• _GOAL_:
Gather all lines containing the string "融合路径" and copy them out.

• _DATASET CONTENT_:
'''

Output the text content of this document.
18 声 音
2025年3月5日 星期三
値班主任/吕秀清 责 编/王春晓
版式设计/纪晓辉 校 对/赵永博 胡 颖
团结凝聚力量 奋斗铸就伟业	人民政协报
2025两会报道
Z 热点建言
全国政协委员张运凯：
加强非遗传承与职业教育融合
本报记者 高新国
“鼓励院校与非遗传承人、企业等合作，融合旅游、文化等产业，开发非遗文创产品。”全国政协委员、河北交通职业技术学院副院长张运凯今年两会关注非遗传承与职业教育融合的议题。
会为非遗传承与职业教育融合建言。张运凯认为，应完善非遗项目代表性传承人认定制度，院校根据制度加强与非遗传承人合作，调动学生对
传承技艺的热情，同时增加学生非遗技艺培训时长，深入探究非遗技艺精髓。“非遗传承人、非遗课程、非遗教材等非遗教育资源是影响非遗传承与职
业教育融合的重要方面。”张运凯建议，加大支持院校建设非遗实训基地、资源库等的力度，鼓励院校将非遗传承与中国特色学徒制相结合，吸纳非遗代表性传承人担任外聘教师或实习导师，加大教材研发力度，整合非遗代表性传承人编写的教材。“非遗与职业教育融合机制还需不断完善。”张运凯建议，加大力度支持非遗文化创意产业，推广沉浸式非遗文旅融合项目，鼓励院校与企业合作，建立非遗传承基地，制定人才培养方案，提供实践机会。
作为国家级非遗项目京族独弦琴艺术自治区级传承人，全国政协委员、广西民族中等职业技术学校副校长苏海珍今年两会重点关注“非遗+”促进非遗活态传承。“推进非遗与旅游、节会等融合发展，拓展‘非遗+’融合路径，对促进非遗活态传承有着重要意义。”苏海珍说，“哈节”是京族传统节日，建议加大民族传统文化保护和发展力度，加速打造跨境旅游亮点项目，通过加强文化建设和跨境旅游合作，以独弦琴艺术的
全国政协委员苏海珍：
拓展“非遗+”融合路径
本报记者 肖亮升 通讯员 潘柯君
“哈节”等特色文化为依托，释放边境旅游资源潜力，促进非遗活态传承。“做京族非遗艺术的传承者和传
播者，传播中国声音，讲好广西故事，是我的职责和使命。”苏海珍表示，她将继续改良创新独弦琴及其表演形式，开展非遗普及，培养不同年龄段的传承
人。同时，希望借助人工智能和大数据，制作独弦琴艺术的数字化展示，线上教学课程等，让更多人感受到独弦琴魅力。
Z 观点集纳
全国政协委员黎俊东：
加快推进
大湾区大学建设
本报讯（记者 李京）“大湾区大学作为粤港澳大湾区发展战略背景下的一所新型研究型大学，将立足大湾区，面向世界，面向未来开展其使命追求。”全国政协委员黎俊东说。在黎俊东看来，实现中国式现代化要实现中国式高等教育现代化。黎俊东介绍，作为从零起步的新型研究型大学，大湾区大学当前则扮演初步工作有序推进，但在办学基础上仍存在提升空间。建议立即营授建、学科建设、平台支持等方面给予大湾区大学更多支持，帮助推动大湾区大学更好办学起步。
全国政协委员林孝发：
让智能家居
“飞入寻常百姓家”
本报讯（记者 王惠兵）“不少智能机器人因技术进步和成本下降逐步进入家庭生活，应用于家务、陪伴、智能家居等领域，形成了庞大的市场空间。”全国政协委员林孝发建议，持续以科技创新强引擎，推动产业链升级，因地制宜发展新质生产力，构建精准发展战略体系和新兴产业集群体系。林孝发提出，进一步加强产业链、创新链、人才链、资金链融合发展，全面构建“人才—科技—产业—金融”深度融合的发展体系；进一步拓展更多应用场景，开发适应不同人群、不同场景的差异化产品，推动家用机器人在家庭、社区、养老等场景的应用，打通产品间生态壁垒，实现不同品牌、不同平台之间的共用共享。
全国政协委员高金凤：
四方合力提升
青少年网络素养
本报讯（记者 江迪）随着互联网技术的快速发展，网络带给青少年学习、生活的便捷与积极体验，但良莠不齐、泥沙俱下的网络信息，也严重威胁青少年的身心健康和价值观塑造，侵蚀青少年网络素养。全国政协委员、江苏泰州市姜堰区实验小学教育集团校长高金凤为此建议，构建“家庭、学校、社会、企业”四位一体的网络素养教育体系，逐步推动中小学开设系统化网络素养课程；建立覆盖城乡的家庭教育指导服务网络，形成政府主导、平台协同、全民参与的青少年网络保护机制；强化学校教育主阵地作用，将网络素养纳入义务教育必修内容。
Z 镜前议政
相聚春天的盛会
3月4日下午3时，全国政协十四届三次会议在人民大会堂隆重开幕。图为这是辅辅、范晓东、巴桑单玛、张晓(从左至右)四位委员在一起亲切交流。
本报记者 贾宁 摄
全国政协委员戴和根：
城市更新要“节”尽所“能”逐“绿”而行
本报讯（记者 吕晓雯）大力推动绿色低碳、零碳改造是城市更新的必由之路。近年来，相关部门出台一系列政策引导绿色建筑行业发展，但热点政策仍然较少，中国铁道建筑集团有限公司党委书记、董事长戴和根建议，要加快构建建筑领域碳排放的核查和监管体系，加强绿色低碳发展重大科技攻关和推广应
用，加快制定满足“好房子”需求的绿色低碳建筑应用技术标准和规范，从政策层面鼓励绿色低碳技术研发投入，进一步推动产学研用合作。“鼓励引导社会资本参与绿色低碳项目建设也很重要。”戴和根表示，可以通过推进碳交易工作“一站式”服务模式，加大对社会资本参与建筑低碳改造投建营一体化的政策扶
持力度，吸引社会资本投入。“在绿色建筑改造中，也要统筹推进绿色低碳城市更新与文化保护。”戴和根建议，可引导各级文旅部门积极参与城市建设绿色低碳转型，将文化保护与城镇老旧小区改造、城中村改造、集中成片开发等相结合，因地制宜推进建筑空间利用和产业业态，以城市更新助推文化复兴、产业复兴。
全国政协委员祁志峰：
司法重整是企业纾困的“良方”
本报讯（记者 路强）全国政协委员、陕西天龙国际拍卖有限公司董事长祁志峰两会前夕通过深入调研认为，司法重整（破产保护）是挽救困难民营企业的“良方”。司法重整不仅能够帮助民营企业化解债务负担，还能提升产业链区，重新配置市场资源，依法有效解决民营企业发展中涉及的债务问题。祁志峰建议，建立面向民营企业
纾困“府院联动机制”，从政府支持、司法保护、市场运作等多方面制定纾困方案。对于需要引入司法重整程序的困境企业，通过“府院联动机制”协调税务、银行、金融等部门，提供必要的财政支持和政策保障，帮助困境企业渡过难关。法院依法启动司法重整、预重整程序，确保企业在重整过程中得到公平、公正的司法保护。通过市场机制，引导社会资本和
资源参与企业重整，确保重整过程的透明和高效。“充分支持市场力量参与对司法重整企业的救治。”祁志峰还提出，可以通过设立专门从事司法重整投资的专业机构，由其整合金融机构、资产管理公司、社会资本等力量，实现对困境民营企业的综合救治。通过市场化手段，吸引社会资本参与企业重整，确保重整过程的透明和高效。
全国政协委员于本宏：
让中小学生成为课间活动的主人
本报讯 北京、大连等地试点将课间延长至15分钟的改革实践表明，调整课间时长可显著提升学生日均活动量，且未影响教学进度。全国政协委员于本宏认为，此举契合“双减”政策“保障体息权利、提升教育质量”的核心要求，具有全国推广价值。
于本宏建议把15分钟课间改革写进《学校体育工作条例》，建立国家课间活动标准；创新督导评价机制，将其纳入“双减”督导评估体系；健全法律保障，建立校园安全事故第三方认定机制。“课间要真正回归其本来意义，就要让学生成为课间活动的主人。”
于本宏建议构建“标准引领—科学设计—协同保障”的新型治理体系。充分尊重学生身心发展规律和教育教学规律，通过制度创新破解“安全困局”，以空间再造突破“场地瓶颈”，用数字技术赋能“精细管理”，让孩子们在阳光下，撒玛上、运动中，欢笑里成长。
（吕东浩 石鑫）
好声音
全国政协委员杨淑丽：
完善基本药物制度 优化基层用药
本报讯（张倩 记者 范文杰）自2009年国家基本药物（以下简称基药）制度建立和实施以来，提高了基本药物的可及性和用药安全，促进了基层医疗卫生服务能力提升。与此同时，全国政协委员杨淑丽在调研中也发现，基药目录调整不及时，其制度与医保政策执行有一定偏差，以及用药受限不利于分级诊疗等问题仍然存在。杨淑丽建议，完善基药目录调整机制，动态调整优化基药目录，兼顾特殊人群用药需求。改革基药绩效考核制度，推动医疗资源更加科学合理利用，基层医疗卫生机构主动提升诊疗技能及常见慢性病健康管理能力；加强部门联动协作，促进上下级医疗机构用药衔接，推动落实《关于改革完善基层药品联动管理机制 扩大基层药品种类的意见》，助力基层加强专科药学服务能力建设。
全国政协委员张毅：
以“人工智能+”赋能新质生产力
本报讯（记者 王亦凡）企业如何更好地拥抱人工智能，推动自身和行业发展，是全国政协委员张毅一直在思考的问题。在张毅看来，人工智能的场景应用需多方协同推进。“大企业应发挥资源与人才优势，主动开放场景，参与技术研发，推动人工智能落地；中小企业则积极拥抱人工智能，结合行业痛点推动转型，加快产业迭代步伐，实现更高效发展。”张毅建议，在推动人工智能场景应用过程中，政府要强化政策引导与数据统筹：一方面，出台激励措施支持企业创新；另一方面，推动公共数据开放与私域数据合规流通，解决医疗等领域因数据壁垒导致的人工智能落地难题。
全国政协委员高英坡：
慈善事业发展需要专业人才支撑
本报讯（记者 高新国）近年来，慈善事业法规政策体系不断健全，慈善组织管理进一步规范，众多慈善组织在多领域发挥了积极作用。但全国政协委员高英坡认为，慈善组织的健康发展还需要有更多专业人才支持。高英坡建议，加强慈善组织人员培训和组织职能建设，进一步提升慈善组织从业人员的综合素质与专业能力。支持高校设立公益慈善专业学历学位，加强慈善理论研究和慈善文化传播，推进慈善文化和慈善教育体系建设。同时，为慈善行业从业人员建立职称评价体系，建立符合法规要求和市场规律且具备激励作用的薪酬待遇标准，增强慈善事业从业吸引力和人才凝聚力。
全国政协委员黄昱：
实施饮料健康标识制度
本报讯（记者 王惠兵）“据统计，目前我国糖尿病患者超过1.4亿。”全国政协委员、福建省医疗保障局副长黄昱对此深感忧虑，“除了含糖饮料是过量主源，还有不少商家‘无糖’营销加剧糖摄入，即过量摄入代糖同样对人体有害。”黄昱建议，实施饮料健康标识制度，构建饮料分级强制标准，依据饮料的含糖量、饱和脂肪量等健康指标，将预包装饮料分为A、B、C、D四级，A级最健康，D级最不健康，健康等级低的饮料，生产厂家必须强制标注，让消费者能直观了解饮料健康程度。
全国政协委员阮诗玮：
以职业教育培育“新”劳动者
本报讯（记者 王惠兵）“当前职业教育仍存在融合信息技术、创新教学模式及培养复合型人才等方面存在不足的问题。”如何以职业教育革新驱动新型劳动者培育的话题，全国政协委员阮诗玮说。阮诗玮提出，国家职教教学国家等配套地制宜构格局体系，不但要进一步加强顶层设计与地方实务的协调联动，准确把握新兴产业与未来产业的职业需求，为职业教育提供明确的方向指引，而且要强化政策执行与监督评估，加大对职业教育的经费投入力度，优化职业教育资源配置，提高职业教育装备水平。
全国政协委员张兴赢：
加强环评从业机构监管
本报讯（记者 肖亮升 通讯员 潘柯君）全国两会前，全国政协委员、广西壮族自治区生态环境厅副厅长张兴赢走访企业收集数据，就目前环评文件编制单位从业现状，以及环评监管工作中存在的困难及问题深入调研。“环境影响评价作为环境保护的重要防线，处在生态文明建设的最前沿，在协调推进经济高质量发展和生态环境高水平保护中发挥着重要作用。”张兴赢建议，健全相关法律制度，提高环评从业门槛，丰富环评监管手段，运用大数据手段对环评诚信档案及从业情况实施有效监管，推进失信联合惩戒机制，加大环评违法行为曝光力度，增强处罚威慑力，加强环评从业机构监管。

'''

• _TASK OUTPUT_:
作为国家级非遗项目京族独弦琴艺术自治区级传承人，全国政协委员、广西民族中等职业技术学校副校长苏海珍今年两会重点关注“非遗+”促进非遗活态传承。“推进非遗与旅游、节会等融合发展，拓展‘非遗+’融合路径，对促进非遗活态传承有着重要意义。”苏海珍说，“哈节”是京族传统节日，建议加大民族传统文化保护和发展力度，加速打造跨境旅游亮点项目，通过加强文化建设和跨境旅游合作，以独弦琴艺术的
拓展“非遗+”融合路径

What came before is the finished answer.